▶ **SHORT PROBLEM**
Would you restate all the data that follows, word for word?

>>>>>

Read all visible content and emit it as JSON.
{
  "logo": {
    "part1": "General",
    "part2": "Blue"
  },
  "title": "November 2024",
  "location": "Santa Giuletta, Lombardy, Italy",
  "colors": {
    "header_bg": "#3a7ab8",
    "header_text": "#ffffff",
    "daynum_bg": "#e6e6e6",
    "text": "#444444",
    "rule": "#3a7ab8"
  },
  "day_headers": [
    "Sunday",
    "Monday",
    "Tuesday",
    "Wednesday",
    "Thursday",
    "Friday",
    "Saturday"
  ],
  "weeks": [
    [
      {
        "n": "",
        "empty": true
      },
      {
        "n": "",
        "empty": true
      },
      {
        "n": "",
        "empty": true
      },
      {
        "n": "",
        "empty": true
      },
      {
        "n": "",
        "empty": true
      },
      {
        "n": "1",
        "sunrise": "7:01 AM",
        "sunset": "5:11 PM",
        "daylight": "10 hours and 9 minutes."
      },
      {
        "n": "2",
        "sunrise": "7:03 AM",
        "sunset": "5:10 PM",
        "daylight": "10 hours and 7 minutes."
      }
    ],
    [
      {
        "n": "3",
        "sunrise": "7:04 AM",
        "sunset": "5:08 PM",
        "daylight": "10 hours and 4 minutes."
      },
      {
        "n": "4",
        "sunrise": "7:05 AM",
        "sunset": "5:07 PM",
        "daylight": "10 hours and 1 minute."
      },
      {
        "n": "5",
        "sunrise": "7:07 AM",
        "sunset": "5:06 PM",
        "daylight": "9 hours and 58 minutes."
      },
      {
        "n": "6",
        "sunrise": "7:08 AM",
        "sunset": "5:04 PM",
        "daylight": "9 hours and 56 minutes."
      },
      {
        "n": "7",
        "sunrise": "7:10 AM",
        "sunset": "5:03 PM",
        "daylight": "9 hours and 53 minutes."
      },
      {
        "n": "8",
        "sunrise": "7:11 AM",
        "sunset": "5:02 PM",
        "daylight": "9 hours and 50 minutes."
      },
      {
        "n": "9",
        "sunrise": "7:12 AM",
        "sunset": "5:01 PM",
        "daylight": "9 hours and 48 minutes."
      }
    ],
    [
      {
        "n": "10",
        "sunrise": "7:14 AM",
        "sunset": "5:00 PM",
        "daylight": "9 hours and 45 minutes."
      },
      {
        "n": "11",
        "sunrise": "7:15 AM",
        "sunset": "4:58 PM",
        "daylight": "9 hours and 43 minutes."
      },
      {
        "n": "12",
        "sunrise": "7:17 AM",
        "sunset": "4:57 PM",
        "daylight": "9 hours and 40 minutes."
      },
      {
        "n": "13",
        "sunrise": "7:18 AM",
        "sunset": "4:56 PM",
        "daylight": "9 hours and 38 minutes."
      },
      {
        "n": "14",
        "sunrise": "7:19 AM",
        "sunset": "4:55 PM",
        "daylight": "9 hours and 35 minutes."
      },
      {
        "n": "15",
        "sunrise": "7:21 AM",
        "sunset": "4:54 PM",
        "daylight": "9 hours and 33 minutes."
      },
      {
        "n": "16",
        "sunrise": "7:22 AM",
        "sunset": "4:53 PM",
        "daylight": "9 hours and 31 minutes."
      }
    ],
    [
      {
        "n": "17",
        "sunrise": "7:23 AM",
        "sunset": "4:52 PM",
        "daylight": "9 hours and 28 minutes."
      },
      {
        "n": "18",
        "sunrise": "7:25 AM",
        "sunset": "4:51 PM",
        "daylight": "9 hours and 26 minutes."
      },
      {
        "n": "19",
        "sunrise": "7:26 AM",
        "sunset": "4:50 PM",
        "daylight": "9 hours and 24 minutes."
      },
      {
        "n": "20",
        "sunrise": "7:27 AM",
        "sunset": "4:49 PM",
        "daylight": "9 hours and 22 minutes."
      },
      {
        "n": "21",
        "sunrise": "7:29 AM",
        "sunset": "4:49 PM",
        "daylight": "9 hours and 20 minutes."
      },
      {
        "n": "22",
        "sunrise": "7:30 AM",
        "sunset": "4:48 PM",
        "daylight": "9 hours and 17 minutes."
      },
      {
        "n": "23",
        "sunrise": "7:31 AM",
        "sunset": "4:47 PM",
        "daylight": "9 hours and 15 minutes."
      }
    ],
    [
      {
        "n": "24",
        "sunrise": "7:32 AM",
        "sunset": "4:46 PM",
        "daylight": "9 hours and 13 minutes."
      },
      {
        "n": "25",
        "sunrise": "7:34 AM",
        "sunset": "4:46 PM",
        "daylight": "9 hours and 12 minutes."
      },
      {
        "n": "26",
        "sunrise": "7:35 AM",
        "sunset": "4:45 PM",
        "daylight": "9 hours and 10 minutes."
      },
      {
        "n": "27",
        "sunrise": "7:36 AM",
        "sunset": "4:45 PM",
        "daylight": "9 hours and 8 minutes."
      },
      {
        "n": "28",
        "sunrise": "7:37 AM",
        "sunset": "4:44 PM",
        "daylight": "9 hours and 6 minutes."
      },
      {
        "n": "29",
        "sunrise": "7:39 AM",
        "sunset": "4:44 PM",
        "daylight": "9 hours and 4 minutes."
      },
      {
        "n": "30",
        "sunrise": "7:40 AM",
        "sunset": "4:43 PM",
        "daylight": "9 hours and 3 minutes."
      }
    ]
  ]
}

<<<<<

▶ **ANSWER IN FULL**
Read all visible content and emit it as JSON.
{
  "logo": {
    "part1": "General",
    "part2": "Blue"
  },
  "title": "November 2024",
  "location": "Santa Giuletta, Lombardy, Italy",
  "colors": {
    "header_bg": "#3a7ab8",
    "header_text": "#ffffff",
    "daynum_bg": "#e6e6e6",
    "text": "#444444",
    "rule": "#3a7ab8"
  },
  "day_headers": [
    "Sunday",
    "Monday",
    "Tuesday",
    "Wednesday",
    "Thursday",
    "Friday",
    "Saturday"
  ],
  "weeks": [
    [
      {
        "n": "",
        "empty": true
      },
      {
        "n": "",
        "empty": true
      },
      {
        "n": "",
        "empty": true
      },
      {
        "n": "",
        "empty": true
      },
      {
        "n": "",
        "empty": true
      },
      {
        "n": "1",
        "sunrise": "7:01 AM",
        "sunset": "5:11 PM",
        "daylight": "10 hours and 9 minutes."
      },
      {
        "n": "2",
        "sunrise": "7:03 AM",
        "sunset": "5:10 PM",
        "daylight": "10 hours and 7 minutes."
      }
    ],
    [
      {
        "n": "3",
        "sunrise": "7:04 AM",
        "sunset": "5:08 PM",
        "daylight": "10 hours and 4 minutes."
      },
      {
        "n": "4",
        "sunrise": "7:05 AM",
        "sunset": "5:07 PM",
        "daylight": "10 hours and 1 minute."
      },
      {
        "n": "5",
        "sunrise": "7:07 AM",
        "sunset": "5:06 PM",
        "daylight": "9 hours and 58 minutes."
      },
      {
        "n": "6",
        "sunrise": "7:08 AM",
        "sunset": "5:04 PM",
        "daylight": "9 hours and 56 minutes."
      },
      {
        "n": "7",
        "sunrise": "7:10 AM",
        "sunset": "5:03 PM",
        "daylight": "9 hours and 53 minutes."
      },
      {
        "n": "8",
        "sunrise": "7:11 AM",
        "sunset": "5:02 PM",
        "daylight": "9 hours and 50 minutes."
      },
      {
        "n": "9",
        "sunrise": "7:12 AM",
        "sunset": "5:01 PM",
        "daylight": "9 hours and 48 minutes."
      }
    ],
    [
      {
        "n": "10",
        "sunrise": "7:14 AM",
        "sunset": "5:00 PM",
        "daylight": "9 hours and 45 minutes."
      },
      {
        "n": "11",
        "sunrise": "7:15 AM",
        "sunset": "4:58 PM",
        "daylight": "9 hours and 43 minutes."
      },
      {
        "n": "12",
        "sunrise": "7:17 AM",
        "sunset": "4:57 PM",
        "daylight": "9 hours and 40 minutes."
      },
      {
        "n": "13",
        "sunrise": "7:18 AM",
        "sunset": "4:56 PM",
        "daylight": "9 hours and 38 minutes."
      },
      {
        "n": "14",
        "sunrise": "7:19 AM",
        "sunset": "4:55 PM",
        "daylight": "9 hours and 35 minutes."
      },
      {
        "n": "15",
        "sunrise": "7:21 AM",
        "sunset": "4:54 PM",
        "daylight": "9 hours and 33 minutes."
      },
      {
        "n": "16",
        "sunrise": "7:22 AM",
        "sunset": "4:53 PM",
        "daylight": "9 hours and 31 minutes."
      }
    ],
    [
      {
        "n": "17",
        "sunrise": "7:23 AM",
        "sunset": "4:52 PM",
        "daylight": "9 hours and 28 minutes."
      },
      {
        "n": "18",
        "sunrise": "7:25 AM",
        "sunset": "4:51 PM",
        "daylight": "9 hours and 26 minutes."
      },
      {
        "n": "19",
        "sunrise": "7:26 AM",
        "sunset": "4:50 PM",
        "daylight": "9 hours and 24 minutes."
      },
      {
        "n": "20",
        "sunrise": "7:27 AM",
        "sunset": "4:49 PM",
        "daylight": "9 hours and 22 minutes."
      },
      {
        "n": "21",
        "sunrise": "7:29 AM",
        "sunset": "4:49 PM",
        "daylight": "9 hours and 20 minutes."
      },
      {
        "n": "22",
        "sunrise": "7:30 AM",
        "sunset": "4:48 PM",
        "daylight": "9 hours and 17 minutes."
      },
      {
        "n": "23",
        "sunrise": "7:31 AM",
        "sunset": "4:47 PM",
        "daylight": "9 hours and 15 minutes."
      }
    ],
    [
      {
        "n": "24",
        "sunrise": "7:32 AM",
        "sunset": "4:46 PM",
        "daylight": "9 hours and 13 minutes."
      },
      {
        "n": "25",
        "sunrise": "7:34 AM",
        "sunset": "4:46 PM",
        "daylight": "9 hours and 12 minutes."
      },
      {
        "n": "26",
        "sunrise": "7:35 AM",
        "sunset": "4:45 PM",
        "daylight": "9 hours and 10 minutes."
      },
      {
        "n": "27",
        "sunrise": "7:36 AM",
        "sunset": "4:45 PM",
        "daylight": "9 hours and 8 minutes."
      },
      {
        "n": "28",
        "sunrise": "7:37 AM",
        "sunset": "4:44 PM",
        "daylight": "9 hours and 6 minutes."
      },
      {
        "n": "29",
        "sunrise": "7:39 AM",
        "sunset": "4:44 PM",
        "daylight": "9 hours and 4 minutes."
      },
      {
        "n": "30",
        "sunrise": "7:40 AM",
        "sunset": "4:43 PM",
        "daylight": "9 hours and 3 minutes."
      }
    ]
  ]
}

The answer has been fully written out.